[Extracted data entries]
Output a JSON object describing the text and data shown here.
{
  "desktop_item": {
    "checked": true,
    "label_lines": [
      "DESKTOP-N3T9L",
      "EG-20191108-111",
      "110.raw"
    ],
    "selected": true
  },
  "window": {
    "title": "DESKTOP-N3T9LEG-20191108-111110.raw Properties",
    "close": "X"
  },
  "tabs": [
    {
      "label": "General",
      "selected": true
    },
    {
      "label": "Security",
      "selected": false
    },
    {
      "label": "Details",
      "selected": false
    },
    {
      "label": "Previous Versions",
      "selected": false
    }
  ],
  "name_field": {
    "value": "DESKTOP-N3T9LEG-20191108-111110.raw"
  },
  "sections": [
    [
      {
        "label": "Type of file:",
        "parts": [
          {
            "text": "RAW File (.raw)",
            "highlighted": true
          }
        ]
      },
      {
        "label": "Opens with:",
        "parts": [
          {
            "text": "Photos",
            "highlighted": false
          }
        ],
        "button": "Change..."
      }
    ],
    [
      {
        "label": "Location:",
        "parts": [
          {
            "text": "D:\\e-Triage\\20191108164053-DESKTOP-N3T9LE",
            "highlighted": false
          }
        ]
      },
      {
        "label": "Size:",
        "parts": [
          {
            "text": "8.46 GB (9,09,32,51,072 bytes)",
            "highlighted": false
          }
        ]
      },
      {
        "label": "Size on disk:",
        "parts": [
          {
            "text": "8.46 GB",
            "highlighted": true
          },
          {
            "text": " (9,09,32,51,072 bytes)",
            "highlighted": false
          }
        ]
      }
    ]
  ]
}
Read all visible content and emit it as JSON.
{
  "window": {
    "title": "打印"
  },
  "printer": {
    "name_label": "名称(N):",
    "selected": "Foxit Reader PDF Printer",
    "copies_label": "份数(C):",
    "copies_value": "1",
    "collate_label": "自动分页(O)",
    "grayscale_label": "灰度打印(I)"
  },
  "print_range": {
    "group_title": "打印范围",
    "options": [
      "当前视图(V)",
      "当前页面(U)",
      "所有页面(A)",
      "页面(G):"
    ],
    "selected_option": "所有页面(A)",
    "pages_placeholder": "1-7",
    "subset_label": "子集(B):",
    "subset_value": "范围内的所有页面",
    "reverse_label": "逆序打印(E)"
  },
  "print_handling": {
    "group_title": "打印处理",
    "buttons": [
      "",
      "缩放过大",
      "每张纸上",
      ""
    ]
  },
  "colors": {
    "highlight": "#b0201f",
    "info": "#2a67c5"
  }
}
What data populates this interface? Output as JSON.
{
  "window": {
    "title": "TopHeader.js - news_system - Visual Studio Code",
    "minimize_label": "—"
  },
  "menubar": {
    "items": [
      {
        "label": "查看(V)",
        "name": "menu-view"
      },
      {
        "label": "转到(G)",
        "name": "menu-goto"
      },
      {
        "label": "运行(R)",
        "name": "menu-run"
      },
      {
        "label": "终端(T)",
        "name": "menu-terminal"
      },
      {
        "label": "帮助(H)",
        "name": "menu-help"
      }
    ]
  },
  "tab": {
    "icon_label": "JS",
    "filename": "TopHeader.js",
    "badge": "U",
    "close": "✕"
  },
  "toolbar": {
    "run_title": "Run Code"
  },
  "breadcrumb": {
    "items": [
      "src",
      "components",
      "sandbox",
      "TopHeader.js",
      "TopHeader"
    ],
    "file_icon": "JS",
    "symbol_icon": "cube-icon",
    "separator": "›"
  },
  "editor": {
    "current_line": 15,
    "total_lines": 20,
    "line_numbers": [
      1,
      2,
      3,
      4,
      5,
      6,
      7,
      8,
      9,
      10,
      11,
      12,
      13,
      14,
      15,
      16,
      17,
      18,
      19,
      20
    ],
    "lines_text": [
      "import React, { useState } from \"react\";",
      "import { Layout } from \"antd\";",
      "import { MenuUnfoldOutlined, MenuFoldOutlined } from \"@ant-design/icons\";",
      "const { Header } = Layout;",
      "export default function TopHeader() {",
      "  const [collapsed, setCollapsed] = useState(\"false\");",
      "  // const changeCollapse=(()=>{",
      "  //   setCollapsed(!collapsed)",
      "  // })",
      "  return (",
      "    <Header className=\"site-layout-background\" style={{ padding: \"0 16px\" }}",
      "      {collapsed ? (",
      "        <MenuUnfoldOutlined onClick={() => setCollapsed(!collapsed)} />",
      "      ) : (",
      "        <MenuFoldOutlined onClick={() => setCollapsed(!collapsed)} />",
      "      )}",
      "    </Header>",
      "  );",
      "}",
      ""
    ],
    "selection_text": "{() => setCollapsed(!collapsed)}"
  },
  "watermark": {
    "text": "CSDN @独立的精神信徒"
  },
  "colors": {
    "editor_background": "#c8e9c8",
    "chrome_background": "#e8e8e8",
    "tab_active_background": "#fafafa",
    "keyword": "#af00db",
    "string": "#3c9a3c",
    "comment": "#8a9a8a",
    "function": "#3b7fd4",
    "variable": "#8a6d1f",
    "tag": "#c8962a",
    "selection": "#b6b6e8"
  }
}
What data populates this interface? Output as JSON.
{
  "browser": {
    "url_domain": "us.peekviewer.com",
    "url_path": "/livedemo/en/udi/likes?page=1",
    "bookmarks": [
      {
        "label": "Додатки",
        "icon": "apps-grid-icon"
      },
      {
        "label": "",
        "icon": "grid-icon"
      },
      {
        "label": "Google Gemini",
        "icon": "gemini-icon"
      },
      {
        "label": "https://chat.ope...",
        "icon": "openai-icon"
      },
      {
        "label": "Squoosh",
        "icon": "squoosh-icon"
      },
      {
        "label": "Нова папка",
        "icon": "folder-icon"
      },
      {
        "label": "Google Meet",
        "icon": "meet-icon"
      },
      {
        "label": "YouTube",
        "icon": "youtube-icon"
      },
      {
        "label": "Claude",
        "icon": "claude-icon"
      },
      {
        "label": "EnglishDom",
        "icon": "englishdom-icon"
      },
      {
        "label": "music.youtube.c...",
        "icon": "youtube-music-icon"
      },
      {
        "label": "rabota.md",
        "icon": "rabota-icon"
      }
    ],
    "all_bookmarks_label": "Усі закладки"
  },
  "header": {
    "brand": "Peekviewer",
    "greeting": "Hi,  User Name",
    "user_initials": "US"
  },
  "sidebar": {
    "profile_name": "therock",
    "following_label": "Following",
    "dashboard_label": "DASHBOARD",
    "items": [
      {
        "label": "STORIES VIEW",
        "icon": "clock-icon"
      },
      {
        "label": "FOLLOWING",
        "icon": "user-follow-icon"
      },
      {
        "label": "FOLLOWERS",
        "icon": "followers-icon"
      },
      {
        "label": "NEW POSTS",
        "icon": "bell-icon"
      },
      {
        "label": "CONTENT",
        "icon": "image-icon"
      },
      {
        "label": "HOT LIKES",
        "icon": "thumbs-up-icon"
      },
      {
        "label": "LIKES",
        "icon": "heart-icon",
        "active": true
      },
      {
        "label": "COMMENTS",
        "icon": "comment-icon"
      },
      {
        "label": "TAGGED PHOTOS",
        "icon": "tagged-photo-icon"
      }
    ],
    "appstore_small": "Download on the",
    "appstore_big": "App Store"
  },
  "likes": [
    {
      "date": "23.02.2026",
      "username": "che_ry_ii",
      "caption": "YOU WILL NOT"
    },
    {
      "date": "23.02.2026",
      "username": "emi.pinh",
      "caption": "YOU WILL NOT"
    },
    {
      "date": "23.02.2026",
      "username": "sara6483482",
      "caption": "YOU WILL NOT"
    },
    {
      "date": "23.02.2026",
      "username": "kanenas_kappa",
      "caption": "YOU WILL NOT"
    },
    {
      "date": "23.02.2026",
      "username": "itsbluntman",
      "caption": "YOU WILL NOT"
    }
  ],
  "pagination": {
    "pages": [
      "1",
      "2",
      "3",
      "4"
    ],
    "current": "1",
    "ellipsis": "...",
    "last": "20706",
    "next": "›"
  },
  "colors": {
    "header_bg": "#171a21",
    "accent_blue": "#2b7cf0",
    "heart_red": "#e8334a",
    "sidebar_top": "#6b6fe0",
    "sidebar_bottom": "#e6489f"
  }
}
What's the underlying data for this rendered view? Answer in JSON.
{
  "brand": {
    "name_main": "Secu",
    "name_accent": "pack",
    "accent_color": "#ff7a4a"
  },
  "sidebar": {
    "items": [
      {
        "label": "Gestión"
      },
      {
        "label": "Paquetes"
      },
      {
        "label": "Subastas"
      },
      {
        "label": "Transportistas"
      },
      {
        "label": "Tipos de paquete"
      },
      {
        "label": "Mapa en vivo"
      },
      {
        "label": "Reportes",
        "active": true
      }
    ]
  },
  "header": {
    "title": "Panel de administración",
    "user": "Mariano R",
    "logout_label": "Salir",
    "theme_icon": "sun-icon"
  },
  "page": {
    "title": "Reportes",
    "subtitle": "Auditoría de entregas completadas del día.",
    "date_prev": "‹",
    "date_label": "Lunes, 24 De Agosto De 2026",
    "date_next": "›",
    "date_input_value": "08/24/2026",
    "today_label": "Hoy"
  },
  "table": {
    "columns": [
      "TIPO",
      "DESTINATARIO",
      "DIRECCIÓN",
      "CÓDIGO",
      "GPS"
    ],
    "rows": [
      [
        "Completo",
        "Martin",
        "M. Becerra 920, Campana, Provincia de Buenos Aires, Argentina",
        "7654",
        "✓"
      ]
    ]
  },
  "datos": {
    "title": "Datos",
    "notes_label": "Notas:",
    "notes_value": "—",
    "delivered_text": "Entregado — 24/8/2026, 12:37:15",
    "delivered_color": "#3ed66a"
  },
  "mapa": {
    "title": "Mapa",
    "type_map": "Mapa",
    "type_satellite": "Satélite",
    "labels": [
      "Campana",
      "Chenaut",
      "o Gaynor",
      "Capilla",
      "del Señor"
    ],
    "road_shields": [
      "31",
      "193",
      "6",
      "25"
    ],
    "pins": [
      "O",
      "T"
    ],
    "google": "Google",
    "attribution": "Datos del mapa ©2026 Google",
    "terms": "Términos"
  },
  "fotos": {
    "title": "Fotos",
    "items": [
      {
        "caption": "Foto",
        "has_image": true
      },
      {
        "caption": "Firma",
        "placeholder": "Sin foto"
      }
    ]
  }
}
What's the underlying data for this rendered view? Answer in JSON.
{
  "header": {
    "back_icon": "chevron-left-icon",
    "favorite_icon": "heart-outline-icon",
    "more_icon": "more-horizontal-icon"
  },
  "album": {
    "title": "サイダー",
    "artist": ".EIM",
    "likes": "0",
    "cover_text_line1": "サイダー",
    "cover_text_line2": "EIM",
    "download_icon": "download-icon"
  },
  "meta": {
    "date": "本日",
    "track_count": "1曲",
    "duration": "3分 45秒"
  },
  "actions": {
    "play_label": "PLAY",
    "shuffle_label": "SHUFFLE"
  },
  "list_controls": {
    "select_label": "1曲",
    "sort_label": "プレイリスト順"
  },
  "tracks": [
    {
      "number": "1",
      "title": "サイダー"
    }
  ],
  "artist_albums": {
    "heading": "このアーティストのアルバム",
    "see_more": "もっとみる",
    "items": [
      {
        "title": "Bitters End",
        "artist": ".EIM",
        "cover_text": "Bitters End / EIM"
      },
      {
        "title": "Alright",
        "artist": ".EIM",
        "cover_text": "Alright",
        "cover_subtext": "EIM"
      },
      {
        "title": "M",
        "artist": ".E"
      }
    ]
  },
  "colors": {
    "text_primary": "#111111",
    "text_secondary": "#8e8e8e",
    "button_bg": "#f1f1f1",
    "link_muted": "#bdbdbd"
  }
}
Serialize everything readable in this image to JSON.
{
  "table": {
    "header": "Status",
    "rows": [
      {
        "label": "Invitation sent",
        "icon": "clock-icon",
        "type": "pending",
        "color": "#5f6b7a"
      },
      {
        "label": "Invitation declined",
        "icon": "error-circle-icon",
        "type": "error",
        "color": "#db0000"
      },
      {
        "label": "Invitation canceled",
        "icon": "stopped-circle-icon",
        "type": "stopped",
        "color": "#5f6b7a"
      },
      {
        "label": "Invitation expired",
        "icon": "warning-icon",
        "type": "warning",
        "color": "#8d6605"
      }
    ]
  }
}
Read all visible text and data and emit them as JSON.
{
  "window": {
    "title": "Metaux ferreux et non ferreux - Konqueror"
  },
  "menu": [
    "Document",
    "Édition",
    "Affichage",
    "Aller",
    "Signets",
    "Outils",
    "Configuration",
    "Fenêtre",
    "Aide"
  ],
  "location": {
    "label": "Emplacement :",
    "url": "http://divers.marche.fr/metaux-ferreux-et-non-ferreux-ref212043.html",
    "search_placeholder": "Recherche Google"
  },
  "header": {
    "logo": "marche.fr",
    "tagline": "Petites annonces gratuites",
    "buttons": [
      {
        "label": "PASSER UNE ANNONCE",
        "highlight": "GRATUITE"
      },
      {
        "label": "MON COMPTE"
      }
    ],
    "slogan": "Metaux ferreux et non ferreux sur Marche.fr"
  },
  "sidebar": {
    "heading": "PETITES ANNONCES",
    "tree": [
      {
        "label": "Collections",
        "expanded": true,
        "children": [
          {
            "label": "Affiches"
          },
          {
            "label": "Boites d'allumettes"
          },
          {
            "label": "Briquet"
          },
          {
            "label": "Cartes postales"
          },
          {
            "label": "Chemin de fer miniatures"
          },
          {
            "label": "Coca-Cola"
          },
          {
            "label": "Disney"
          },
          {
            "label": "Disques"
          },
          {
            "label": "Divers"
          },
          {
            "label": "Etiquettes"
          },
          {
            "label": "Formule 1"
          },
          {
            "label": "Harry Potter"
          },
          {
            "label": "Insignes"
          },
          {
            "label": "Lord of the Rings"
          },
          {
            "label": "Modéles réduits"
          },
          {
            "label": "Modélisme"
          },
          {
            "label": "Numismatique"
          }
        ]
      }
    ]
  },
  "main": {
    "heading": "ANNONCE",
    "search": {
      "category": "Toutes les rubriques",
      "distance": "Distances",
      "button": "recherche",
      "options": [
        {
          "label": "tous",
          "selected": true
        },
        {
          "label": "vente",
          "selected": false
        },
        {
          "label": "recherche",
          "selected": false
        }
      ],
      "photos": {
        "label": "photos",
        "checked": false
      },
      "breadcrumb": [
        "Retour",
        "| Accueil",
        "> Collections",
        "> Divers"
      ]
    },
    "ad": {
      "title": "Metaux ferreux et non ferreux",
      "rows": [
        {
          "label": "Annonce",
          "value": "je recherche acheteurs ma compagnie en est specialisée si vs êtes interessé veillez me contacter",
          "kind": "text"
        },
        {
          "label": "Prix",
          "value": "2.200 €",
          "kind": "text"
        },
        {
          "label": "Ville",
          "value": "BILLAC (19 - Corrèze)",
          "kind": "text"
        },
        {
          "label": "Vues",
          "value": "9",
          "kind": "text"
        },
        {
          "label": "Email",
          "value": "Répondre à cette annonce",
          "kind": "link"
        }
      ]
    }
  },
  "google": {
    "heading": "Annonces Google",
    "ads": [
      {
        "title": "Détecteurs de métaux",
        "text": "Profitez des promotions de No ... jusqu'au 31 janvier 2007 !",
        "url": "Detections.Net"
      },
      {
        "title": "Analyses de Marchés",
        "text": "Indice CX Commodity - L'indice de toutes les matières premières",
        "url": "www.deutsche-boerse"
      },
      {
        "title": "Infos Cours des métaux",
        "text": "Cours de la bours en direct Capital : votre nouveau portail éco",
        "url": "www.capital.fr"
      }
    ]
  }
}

* _REQUIREMENTS_
Locate the lines above that contain "onClick" and copy them.

* _TASK RESPONSE_
      "        <MenuUnfoldOutlined onClick={() => setCollapsed(!collapsed)} />",
      "        <MenuFoldOutlined onClick={() => setCollapsed(!collapsed)} />",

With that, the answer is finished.